> [INSTRUCTIONS TO FOLLOW]
Return the listing below exactly, with the pictures dropped.

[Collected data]
========================

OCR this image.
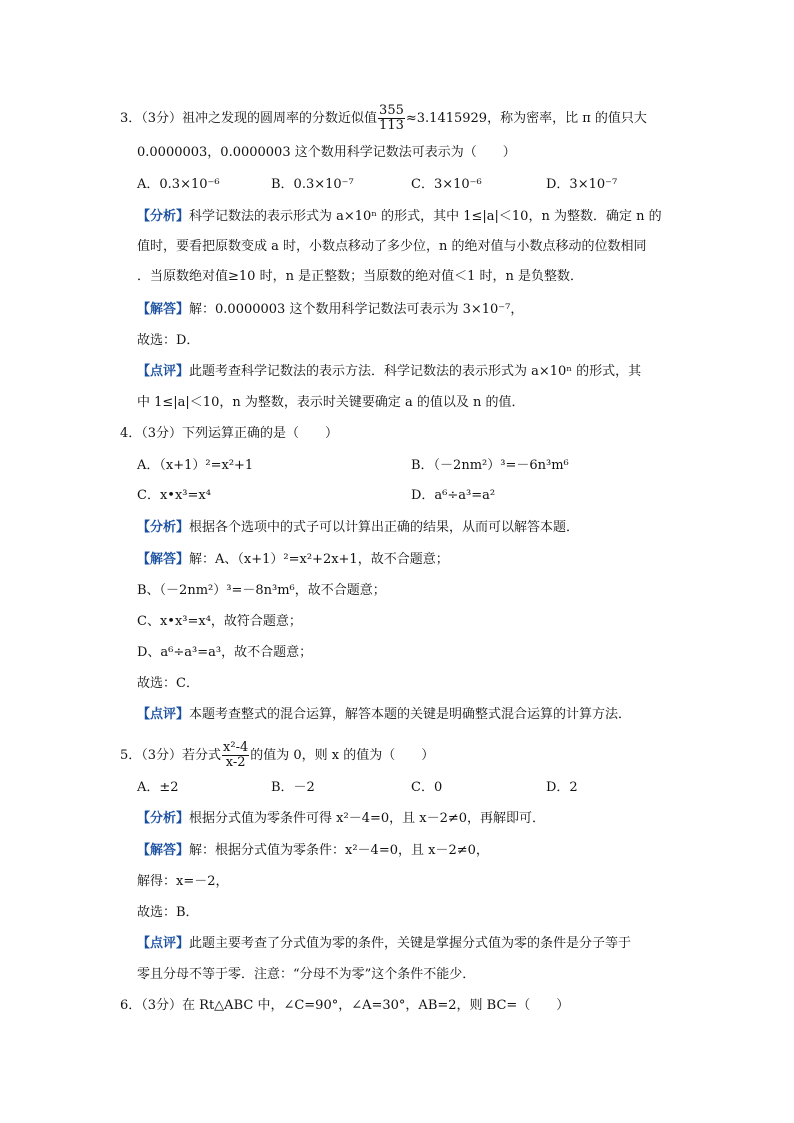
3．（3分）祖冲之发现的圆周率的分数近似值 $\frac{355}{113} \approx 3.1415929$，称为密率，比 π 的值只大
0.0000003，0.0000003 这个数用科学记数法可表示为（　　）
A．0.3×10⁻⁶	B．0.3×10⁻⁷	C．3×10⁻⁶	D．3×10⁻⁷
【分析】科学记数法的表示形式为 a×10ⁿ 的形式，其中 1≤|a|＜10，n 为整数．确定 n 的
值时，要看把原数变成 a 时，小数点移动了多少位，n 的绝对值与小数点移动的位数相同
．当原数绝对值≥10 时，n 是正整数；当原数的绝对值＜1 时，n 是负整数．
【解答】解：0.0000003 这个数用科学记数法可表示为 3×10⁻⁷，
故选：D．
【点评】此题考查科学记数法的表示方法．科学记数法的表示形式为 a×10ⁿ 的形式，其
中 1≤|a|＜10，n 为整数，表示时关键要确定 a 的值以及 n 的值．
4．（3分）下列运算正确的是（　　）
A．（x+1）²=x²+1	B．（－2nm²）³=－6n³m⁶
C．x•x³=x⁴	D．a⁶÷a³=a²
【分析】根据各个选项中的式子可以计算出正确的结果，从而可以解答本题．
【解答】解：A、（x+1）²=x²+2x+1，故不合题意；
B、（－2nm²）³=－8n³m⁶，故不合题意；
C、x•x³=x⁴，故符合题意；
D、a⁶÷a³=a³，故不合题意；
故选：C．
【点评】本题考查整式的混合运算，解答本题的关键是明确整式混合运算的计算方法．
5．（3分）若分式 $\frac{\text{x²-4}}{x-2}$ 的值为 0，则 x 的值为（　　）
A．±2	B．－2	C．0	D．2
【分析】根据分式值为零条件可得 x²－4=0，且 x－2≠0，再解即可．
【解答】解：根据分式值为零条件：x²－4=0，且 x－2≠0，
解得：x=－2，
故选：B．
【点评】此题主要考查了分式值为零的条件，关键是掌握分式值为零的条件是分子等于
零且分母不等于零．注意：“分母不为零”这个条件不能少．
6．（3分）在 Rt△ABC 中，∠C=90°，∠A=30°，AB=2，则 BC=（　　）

========================

> [OUTPUT BELOW]
OCR this image.
3．（3分）祖冲之发现的圆周率的分数近似值 $\frac{355}{113} \approx 3.1415929$，称为密率，比 π 的值只大
0.0000003，0.0000003 这个数用科学记数法可表示为（　　）
A．0.3×10⁻⁶	B．0.3×10⁻⁷	C．3×10⁻⁶	D．3×10⁻⁷
【分析】科学记数法的表示形式为 a×10ⁿ 的形式，其中 1≤|a|＜10，n 为整数．确定 n 的
值时，要看把原数变成 a 时，小数点移动了多少位，n 的绝对值与小数点移动的位数相同
．当原数绝对值≥10 时，n 是正整数；当原数的绝对值＜1 时，n 是负整数．
【解答】解：0.0000003 这个数用科学记数法可表示为 3×10⁻⁷，
故选：D．
【点评】此题考查科学记数法的表示方法．科学记数法的表示形式为 a×10ⁿ 的形式，其
中 1≤|a|＜10，n 为整数，表示时关键要确定 a 的值以及 n 的值．
4．（3分）下列运算正确的是（　　）
A．（x+1）²=x²+1	B．（－2nm²）³=－6n³m⁶
C．x•x³=x⁴	D．a⁶÷a³=a²
【分析】根据各个选项中的式子可以计算出正确的结果，从而可以解答本题．
【解答】解：A、（x+1）²=x²+2x+1，故不合题意；
B、（－2nm²）³=－8n³m⁶，故不合题意；
C、x•x³=x⁴，故符合题意；
D、a⁶÷a³=a³，故不合题意；
故选：C．
【点评】本题考查整式的混合运算，解答本题的关键是明确整式混合运算的计算方法．
5．（3分）若分式 $\frac{\text{x²-4}}{x-2}$ 的值为 0，则 x 的值为（　　）
A．±2	B．－2	C．0	D．2
【分析】根据分式值为零条件可得 x²－4=0，且 x－2≠0，再解即可．
【解答】解：根据分式值为零条件：x²－4=0，且 x－2≠0，
解得：x=－2，
故选：B．
【点评】此题主要考查了分式值为零的条件，关键是掌握分式值为零的条件是分子等于
零且分母不等于零．注意：“分母不为零”这个条件不能少．
6．（3分）在 Rt△ABC 中，∠C=90°，∠A=30°，AB=2，则 BC=（　　）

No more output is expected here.